__INSTRUCTIONS FOR THE TASK__. Find every line in the records below that contains the word "ішінде", and copy each such line.

__RECORD LIST__.

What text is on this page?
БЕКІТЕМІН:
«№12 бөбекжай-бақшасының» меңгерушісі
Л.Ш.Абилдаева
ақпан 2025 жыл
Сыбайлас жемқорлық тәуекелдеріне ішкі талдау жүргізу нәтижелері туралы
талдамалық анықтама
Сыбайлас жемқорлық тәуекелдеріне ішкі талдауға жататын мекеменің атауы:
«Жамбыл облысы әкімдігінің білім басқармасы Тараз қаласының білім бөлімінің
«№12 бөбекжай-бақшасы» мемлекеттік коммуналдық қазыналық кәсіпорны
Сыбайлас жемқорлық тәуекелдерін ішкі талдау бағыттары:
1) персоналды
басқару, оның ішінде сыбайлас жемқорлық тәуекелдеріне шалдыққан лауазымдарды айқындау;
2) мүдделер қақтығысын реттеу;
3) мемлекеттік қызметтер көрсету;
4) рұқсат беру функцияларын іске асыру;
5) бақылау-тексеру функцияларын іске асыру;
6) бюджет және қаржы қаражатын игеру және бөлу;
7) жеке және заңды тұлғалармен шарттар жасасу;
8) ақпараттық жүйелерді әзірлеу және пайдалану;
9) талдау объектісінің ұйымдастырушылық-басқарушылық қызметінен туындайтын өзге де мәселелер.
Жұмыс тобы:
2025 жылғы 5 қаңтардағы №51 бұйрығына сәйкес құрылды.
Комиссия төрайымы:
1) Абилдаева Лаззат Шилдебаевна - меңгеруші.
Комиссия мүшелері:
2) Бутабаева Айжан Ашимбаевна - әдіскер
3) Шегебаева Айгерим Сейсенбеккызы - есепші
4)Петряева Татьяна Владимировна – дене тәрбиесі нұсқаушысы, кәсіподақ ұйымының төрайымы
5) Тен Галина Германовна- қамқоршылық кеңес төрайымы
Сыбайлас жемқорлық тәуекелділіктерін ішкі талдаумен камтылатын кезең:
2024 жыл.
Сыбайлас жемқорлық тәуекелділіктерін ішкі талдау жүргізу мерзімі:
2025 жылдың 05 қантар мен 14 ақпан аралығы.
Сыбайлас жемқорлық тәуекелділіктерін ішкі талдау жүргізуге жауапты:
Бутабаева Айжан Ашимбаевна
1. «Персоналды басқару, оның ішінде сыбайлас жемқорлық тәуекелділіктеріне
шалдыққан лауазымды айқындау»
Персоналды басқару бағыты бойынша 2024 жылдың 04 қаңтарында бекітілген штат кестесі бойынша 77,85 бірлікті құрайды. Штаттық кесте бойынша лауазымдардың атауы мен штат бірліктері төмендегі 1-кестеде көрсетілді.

__TASK ANSWER__.
басқару, оның ішінде сыбайлас жемқорлық тәуекелдеріне шалдыққан лауазымдарды айқындау;
1. «Персоналды басқару, оның ішінде сыбайлас жемқорлық тәуекелділіктеріне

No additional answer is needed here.